— EXERCISE AIM —
Make an exact copy of all the entries, but do not reproduce the pictures.

(Dataset items)

—————

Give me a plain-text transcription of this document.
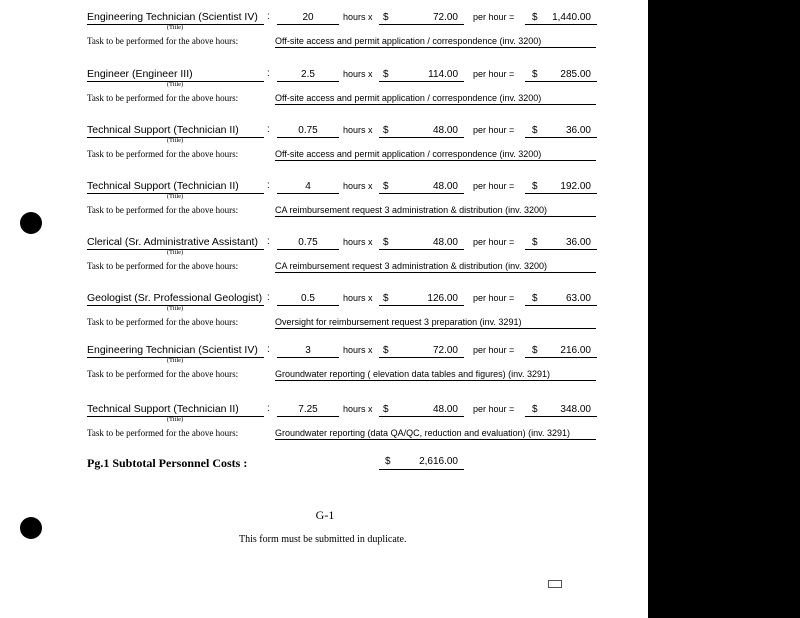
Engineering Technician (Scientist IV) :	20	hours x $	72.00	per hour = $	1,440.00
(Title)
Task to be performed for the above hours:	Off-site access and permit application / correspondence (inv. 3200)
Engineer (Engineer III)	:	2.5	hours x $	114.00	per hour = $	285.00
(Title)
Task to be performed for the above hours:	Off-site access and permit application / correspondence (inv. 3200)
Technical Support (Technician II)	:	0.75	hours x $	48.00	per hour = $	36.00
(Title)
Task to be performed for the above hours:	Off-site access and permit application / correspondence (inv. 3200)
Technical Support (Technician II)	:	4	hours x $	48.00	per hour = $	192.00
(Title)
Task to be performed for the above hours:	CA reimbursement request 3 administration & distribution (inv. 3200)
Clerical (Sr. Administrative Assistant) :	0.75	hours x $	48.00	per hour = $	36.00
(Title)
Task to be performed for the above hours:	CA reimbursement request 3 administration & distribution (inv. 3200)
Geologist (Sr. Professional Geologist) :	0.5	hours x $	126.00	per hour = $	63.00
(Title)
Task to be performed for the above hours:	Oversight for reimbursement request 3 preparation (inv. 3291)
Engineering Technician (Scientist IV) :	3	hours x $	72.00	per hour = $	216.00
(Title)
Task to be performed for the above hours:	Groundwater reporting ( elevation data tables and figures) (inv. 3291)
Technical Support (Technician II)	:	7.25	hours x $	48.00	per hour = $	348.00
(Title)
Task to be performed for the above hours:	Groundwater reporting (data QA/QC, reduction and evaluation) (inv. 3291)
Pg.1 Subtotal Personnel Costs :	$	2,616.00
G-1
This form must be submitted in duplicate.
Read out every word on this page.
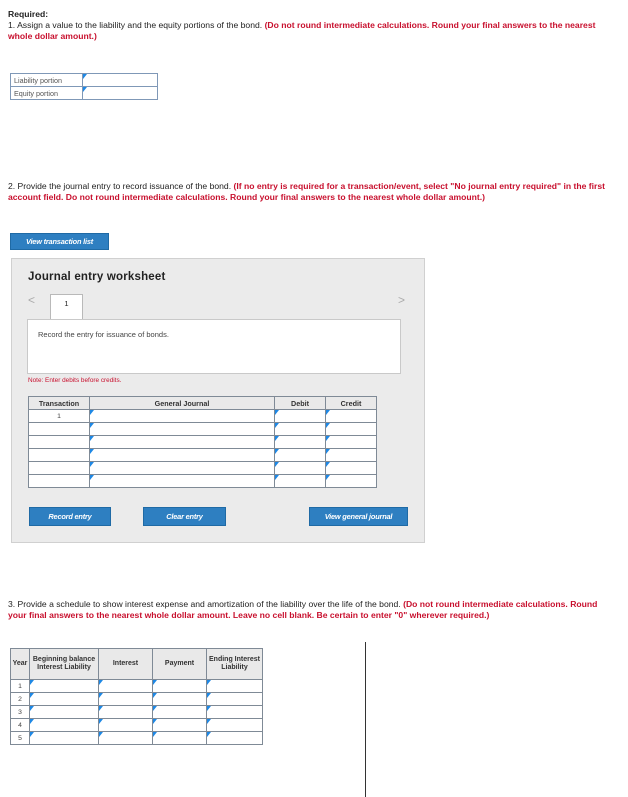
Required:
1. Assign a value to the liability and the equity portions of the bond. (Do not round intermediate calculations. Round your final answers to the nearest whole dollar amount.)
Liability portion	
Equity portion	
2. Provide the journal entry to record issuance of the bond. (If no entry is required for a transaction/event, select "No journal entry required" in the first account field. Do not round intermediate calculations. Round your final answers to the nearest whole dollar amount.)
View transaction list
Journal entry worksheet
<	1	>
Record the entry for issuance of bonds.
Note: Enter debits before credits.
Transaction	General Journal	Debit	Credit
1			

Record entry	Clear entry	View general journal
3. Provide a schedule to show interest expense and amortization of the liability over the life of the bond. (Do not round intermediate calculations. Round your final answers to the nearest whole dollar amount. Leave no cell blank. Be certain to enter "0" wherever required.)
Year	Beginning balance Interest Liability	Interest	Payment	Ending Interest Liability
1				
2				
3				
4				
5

—————

— THE RESULT —
Give me a plain-text transcription of this document.
Engineering Technician (Scientist IV) :	20	hours x $	72.00	per hour = $	1,440.00
(Title)
Task to be performed for the above hours:	Off-site access and permit application / correspondence (inv. 3200)
Engineer (Engineer III)	:	2.5	hours x $	114.00	per hour = $	285.00
(Title)
Task to be performed for the above hours:	Off-site access and permit application / correspondence (inv. 3200)
Technical Support (Technician II)	:	0.75	hours x $	48.00	per hour = $	36.00
(Title)
Task to be performed for the above hours:	Off-site access and permit application / correspondence (inv. 3200)
Technical Support (Technician II)	:	4	hours x $	48.00	per hour = $	192.00
(Title)
Task to be performed for the above hours:	CA reimbursement request 3 administration & distribution (inv. 3200)
Clerical (Sr. Administrative Assistant) :	0.75	hours x $	48.00	per hour = $	36.00
(Title)
Task to be performed for the above hours:	CA reimbursement request 3 administration & distribution (inv. 3200)
Geologist (Sr. Professional Geologist) :	0.5	hours x $	126.00	per hour = $	63.00
(Title)
Task to be performed for the above hours:	Oversight for reimbursement request 3 preparation (inv. 3291)
Engineering Technician (Scientist IV) :	3	hours x $	72.00	per hour = $	216.00
(Title)
Task to be performed for the above hours:	Groundwater reporting ( elevation data tables and figures) (inv. 3291)
Technical Support (Technician II)	:	7.25	hours x $	48.00	per hour = $	348.00
(Title)
Task to be performed for the above hours:	Groundwater reporting (data QA/QC, reduction and evaluation) (inv. 3291)
Pg.1 Subtotal Personnel Costs :	$	2,616.00
G-1
This form must be submitted in duplicate.
Read out every word on this page.
Required:
1. Assign a value to the liability and the equity portions of the bond. (Do not round intermediate calculations. Round your final answers to the nearest whole dollar amount.)
Liability portion	
Equity portion	
2. Provide the journal entry to record issuance of the bond. (If no entry is required for a transaction/event, select "No journal entry required" in the first account field. Do not round intermediate calculations. Round your final answers to the nearest whole dollar amount.)
View transaction list
Journal entry worksheet
<	1	>
Record the entry for issuance of bonds.
Note: Enter debits before credits.
Transaction	General Journal	Debit	Credit
1			

Record entry	Clear entry	View general journal
3. Provide a schedule to show interest expense and amortization of the liability over the life of the bond. (Do not round intermediate calculations. Round your final answers to the nearest whole dollar amount. Leave no cell blank. Be certain to enter "0" wherever required.)
Year	Beginning balance Interest Liability	Interest	Payment	Ending Interest Liability
1				
2				
3				
4				
5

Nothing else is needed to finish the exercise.